### Prompt a
Repeat, word for word, the stretch of the token-swap note from "Second rule, work" through "in specific solutions.".

### Given passage
Second rule, work with set of intermediate tokens K = {k_1... k_n}, where k_i is popular token such as USDT, BUSD, WBNB. The reasons to go this way is similar like the first rule.

Both rules above is use by swapx currently and it is easy to do. This note define it and it's benefits to apply in specific solutions.

Note 2: Heavy data loading

For now, any solutions requires heavy data loading to resolve problem. This note shows that overloading occurs on data loading instead of data processing.

From problem statement y = f(S, R), split it to two sequential problems y = f(S, R) <=> U = g(S, R) then y = h(U, R), where g() is function to load token states, U is related token states from S, h() is function to find out exchange paths. By this way, there are many actions to do in internal function h(): 1. Combination between popular providers and tokens give several dozen states. 2. Each states is index by it's address; 3. Each states is load one by one; 4. Time-complexity to load a state is log_2(N), this is common with almost database.

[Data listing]
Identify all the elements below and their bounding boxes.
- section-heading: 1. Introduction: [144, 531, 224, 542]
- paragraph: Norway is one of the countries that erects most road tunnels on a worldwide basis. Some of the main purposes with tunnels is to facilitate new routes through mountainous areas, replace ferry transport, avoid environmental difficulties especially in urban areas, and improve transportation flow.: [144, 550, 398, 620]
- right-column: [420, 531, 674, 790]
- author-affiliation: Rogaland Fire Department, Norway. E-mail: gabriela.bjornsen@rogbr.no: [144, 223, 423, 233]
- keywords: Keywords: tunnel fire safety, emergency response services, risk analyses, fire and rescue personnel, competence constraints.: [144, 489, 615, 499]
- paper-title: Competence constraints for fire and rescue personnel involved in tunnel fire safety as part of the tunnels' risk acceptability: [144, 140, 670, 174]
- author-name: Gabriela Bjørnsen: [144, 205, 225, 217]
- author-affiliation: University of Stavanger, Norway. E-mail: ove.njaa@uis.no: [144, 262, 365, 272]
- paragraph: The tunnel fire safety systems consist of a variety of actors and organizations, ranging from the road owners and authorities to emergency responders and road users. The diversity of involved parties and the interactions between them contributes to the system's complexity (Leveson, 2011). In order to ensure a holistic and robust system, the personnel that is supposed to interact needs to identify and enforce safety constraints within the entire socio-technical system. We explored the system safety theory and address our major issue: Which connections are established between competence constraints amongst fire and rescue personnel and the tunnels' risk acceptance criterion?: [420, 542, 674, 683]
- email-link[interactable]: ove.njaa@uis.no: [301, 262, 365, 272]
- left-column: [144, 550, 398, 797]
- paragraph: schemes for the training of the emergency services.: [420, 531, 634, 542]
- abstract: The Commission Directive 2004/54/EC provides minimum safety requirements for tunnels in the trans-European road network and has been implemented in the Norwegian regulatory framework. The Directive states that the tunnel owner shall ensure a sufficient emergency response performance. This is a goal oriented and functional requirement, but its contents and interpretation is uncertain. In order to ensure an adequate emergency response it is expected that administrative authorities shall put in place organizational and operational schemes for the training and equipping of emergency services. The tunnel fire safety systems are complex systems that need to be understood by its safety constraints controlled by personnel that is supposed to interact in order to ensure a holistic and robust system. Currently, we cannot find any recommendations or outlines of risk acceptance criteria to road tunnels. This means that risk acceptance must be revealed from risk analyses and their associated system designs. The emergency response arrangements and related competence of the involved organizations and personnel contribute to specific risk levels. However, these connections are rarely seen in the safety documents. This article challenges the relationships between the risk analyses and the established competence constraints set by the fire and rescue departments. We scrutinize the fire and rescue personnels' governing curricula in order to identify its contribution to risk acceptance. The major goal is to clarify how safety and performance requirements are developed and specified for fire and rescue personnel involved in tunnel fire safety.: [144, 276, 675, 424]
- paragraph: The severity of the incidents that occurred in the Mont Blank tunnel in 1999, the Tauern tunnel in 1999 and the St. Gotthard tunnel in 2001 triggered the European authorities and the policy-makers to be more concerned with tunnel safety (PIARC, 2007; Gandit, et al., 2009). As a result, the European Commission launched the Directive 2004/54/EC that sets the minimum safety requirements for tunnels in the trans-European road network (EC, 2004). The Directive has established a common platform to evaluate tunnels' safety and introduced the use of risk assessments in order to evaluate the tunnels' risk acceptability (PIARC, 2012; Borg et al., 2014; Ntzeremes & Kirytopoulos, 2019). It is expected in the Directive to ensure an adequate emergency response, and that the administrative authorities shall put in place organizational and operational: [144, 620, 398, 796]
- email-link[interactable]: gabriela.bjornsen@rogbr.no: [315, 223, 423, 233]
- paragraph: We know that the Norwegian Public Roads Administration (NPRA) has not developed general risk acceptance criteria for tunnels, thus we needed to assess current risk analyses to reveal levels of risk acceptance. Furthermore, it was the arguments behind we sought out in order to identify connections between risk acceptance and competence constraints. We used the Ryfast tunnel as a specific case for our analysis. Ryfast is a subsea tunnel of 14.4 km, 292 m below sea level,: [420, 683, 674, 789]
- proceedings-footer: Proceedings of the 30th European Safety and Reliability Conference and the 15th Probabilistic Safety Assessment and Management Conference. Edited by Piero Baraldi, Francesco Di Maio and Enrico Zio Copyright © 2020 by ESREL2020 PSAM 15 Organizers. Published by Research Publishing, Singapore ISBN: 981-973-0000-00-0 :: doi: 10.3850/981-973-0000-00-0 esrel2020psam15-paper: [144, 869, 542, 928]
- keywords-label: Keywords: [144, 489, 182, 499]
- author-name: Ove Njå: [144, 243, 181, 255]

### Prompt b
Render the stretch of the records from their first line through the line containing "- author-affiliation: University" as a JSON list of strings, with one string per line and blank lines left out. Include only those lines.

### Problem solution a
Second rule, work with set of intermediate tokens K = {k_1... k_n}, where k_i is popular token such as USDT, BUSD, WBNB. The reasons to go this way is similar like the first rule.

Both rules above is use by swapx currently and it is easy to do. This note define it and it's benefits to apply in specific solutions.

### Problem solution b
[
  "Identify all the elements below and their bounding boxes.",
  "- section-heading: 1. Introduction: [144, 531, 224, 542]",
  "- paragraph: Norway is one of the countries that erects most road tunnels on a worldwide basis. Some of the main purposes with tunnels is to facilitate new routes through mountainous areas, replace ferry transport, avoid environmental difficulties especially in urban areas, and improve transportation flow.: [144, 550, 398, 620]",
  "- right-column: [420, 531, 674, 790]",
  "- author-affiliation: Rogaland Fire Department, Norway. E-mail: gabriela.bjornsen@rogbr.no: [144, 223, 423, 233]",
  "- keywords: Keywords: tunnel fire safety, emergency response services, risk analyses, fire and rescue personnel, competence constraints.: [144, 489, 615, 499]",
  "- paper-title: Competence constraints for fire and rescue personnel involved in tunnel fire safety as part of the tunnels' risk acceptability: [144, 140, 670, 174]",
  "- author-name: Gabriela Bjørnsen: [144, 205, 225, 217]",
  "- author-affiliation: University of Stavanger, Norway. E-mail: ove.njaa@uis.no: [144, 262, 365, 272]"
]